#### RECORDS PROVIDED ####

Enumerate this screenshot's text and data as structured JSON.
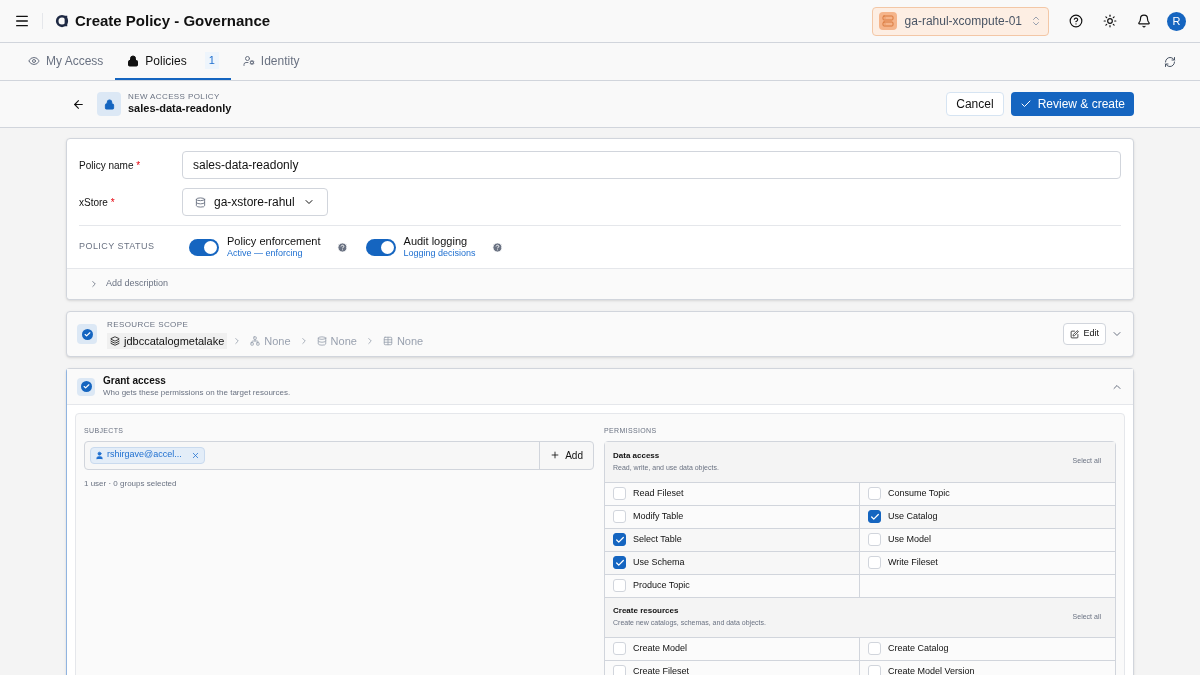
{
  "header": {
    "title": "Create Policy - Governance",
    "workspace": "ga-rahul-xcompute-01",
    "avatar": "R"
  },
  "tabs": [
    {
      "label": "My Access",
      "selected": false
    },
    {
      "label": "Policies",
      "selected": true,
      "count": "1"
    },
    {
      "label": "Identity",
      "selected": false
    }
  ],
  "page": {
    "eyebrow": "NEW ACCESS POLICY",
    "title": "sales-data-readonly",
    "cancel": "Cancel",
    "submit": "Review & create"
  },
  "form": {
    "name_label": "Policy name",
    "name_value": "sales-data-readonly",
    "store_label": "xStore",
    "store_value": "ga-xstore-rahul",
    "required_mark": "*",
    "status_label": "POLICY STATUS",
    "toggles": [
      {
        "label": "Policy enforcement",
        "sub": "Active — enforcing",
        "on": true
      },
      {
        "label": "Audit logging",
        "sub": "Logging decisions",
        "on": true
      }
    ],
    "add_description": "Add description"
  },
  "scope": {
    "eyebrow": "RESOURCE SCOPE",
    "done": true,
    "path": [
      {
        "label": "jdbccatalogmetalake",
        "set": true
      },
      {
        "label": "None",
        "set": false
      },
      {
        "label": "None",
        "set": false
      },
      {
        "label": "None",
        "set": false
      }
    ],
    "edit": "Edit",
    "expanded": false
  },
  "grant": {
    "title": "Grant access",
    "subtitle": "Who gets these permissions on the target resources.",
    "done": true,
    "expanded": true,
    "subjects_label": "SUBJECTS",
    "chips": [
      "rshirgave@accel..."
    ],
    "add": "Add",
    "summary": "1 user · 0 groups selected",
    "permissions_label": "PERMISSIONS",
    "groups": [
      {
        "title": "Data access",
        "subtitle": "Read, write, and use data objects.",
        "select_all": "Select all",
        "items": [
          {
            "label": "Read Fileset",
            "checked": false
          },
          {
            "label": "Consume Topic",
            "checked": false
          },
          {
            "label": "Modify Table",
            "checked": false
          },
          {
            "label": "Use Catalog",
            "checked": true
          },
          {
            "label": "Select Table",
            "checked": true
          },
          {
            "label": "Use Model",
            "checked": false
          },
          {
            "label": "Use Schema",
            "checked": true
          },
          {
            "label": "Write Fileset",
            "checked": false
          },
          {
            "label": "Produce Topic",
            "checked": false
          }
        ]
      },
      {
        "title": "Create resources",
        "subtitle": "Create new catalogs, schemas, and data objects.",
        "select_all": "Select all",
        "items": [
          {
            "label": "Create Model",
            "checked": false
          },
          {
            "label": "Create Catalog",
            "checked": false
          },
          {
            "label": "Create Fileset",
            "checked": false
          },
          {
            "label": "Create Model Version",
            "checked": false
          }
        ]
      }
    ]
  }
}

####
#### RECORDS PROVIDED ####

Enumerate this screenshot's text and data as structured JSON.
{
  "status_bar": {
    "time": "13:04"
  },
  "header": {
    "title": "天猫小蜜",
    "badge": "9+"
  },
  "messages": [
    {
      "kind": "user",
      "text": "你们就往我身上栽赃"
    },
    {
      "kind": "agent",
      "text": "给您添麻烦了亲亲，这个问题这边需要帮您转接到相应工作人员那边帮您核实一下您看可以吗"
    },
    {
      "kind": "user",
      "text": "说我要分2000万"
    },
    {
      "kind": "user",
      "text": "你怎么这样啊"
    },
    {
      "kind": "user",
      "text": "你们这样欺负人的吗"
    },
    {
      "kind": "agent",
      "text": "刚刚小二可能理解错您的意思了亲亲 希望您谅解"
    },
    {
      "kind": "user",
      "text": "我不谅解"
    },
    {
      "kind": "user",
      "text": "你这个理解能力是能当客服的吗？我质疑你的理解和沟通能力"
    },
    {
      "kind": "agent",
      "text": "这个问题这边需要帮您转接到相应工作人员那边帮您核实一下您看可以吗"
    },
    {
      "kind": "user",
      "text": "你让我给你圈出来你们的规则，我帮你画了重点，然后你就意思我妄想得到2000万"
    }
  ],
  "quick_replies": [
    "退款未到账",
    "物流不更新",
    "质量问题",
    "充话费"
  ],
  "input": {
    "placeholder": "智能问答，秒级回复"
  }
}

####
#### RECORDS PROVIDED ####

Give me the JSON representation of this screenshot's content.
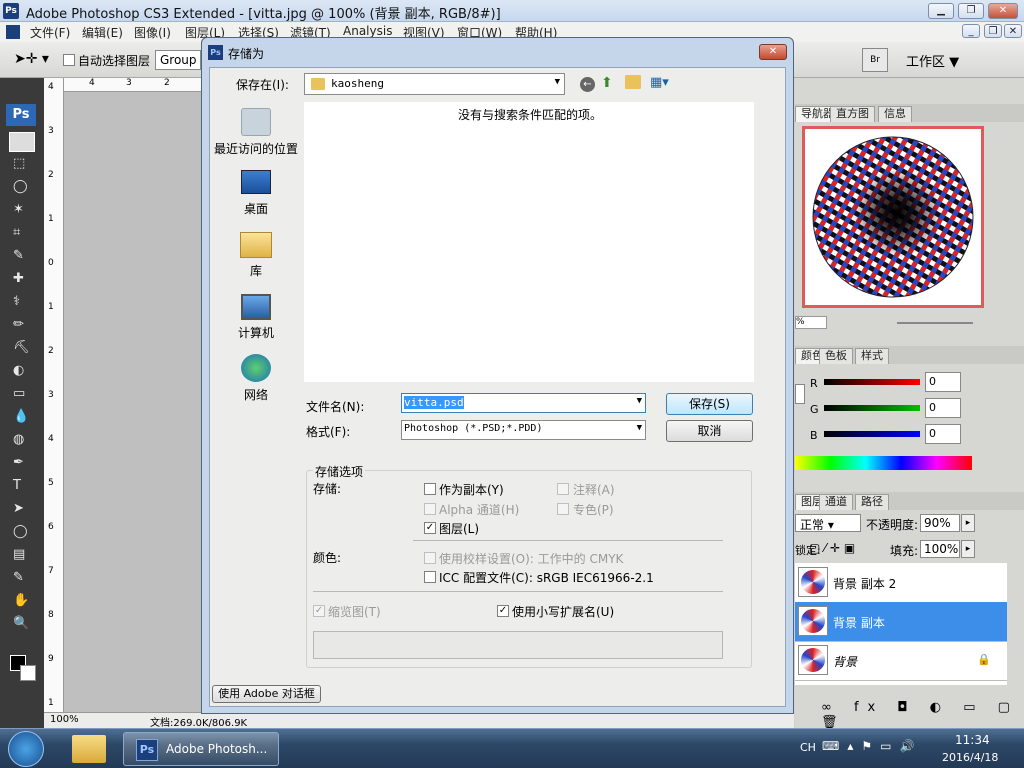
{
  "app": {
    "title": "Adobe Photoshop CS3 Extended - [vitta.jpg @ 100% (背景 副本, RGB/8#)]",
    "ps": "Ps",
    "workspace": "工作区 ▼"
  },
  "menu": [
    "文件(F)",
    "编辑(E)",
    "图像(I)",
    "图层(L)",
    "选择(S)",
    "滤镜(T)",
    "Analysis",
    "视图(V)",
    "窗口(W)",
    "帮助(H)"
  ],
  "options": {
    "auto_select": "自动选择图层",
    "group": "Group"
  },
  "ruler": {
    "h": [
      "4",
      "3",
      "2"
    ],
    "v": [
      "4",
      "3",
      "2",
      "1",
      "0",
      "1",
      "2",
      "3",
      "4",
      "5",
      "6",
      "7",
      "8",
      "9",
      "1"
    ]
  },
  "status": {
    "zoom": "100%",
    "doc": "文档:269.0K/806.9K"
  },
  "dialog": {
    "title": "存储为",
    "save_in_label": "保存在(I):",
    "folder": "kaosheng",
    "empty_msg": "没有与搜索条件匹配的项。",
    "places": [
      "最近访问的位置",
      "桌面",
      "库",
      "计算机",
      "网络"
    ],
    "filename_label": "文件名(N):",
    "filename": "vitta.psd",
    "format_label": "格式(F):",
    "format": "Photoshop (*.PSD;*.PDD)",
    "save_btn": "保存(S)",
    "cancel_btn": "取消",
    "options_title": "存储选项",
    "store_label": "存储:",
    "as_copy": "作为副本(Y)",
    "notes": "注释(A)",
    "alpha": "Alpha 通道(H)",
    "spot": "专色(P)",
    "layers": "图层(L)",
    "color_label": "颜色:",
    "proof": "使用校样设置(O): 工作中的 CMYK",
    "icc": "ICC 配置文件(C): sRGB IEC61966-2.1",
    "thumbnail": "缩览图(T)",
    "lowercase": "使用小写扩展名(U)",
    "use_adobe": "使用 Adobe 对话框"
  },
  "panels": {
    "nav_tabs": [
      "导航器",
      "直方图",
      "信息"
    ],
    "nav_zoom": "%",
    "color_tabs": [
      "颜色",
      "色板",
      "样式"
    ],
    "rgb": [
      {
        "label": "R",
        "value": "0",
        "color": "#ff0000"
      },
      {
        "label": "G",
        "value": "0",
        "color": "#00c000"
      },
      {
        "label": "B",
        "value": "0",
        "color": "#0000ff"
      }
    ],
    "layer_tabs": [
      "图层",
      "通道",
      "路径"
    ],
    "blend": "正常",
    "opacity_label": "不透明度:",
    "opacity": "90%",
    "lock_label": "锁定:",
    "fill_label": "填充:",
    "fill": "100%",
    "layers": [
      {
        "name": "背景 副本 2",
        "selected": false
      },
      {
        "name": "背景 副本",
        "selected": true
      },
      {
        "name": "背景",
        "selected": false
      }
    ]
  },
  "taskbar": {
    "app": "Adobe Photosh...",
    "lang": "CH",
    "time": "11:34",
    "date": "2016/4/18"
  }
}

####

**TASK OBJECTIVE**
Go through the entries and return each line where the word "Photoshop" appears.

**WRITTEN SOLUTION**
    "title": "Adobe Photoshop CS3 Extended - [vitta.jpg @ 100% (背景 副本, RGB/8#)]",
    "format": "Photoshop (*.PSD;*.PDD)",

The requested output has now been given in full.